- **Stated goal**
Find each line with the word "name" and state how many there are, nothing more.

§

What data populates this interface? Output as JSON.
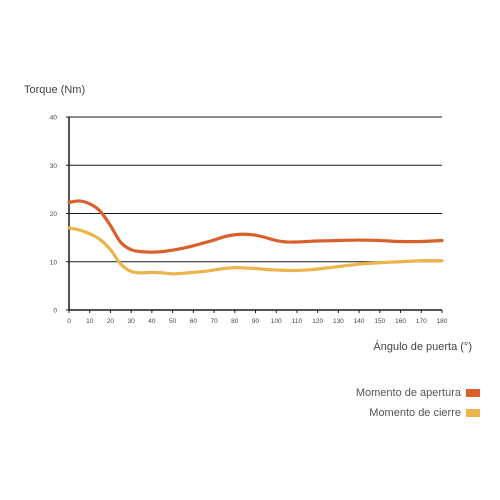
{
  "chart_data": {
    "type": "line",
    "ylabel": "Torque (Nm)",
    "xlabel": "Ángulo de puerta (°)",
    "xlim": [
      0,
      180
    ],
    "ylim": [
      0,
      40
    ],
    "x_ticks": [
      0,
      10,
      20,
      30,
      40,
      50,
      60,
      70,
      80,
      90,
      100,
      110,
      120,
      130,
      140,
      150,
      160,
      170,
      180
    ],
    "y_ticks": [
      0,
      10,
      20,
      30,
      40
    ],
    "grid": "horizontal",
    "legend_position": "bottom-right",
    "series": [
      {
        "name": "Momento de apertura",
        "color": "#d9602b",
        "x": [
          0,
          5,
          10,
          15,
          20,
          25,
          30,
          35,
          40,
          45,
          50,
          55,
          60,
          65,
          70,
          75,
          80,
          85,
          90,
          95,
          100,
          105,
          110,
          115,
          120,
          130,
          140,
          150,
          160,
          170,
          180
        ],
        "y": [
          22.3,
          22.6,
          22.0,
          20.5,
          17.5,
          14.0,
          12.5,
          12.1,
          12.0,
          12.1,
          12.4,
          12.8,
          13.3,
          13.9,
          14.5,
          15.2,
          15.6,
          15.7,
          15.5,
          15.0,
          14.4,
          14.1,
          14.1,
          14.2,
          14.3,
          14.4,
          14.5,
          14.4,
          14.2,
          14.2,
          14.4
        ]
      },
      {
        "name": "Momento de cierre",
        "color": "#eab54d",
        "x": [
          0,
          5,
          10,
          15,
          20,
          25,
          30,
          35,
          40,
          45,
          50,
          55,
          60,
          65,
          70,
          75,
          80,
          85,
          90,
          95,
          100,
          105,
          110,
          115,
          120,
          130,
          140,
          150,
          160,
          170,
          180
        ],
        "y": [
          17.0,
          16.6,
          15.8,
          14.6,
          12.5,
          9.5,
          8.0,
          7.7,
          7.8,
          7.7,
          7.5,
          7.6,
          7.8,
          8.0,
          8.3,
          8.6,
          8.8,
          8.7,
          8.6,
          8.4,
          8.3,
          8.2,
          8.2,
          8.3,
          8.5,
          9.0,
          9.5,
          9.8,
          10.0,
          10.2,
          10.2
        ]
      }
    ]
  }
}
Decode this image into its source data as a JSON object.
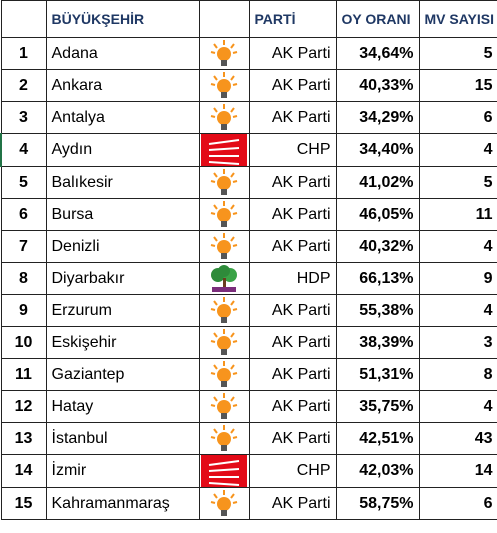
{
  "table": {
    "header": [
      "BÜYÜKŞEHİR",
      "PARTİ",
      "OY ORANI",
      "MV SAYISI"
    ],
    "rows": [
      [
        1,
        "Adana",
        "AK Parti",
        "34,64%",
        5
      ],
      [
        2,
        "Ankara",
        "AK Parti",
        "40,33%",
        15
      ],
      [
        3,
        "Antalya",
        "AK Parti",
        "34,29%",
        6
      ],
      [
        4,
        "Aydın",
        "CHP",
        "34,40%",
        4
      ],
      [
        5,
        "Balıkesir",
        "AK Parti",
        "41,02%",
        5
      ],
      [
        6,
        "Bursa",
        "AK Parti",
        "46,05%",
        11
      ],
      [
        7,
        "Denizli",
        "AK Parti",
        "40,32%",
        4
      ],
      [
        8,
        "Diyarbakır",
        "HDP",
        "66,13%",
        9
      ],
      [
        9,
        "Erzurum",
        "AK Parti",
        "55,38%",
        4
      ],
      [
        10,
        "Eskişehir",
        "AK Parti",
        "38,39%",
        3
      ],
      [
        11,
        "Gaziantep",
        "AK Parti",
        "51,31%",
        8
      ],
      [
        12,
        "Hatay",
        "AK Parti",
        "35,75%",
        4
      ],
      [
        13,
        "İstanbul",
        "AK Parti",
        "42,51%",
        43
      ],
      [
        14,
        "İzmir",
        "CHP",
        "42,03%",
        14
      ],
      [
        15,
        "Kahramanmaraş",
        "AK Parti",
        "58,75%",
        6
      ]
    ]
  }
}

§

- **In response**
2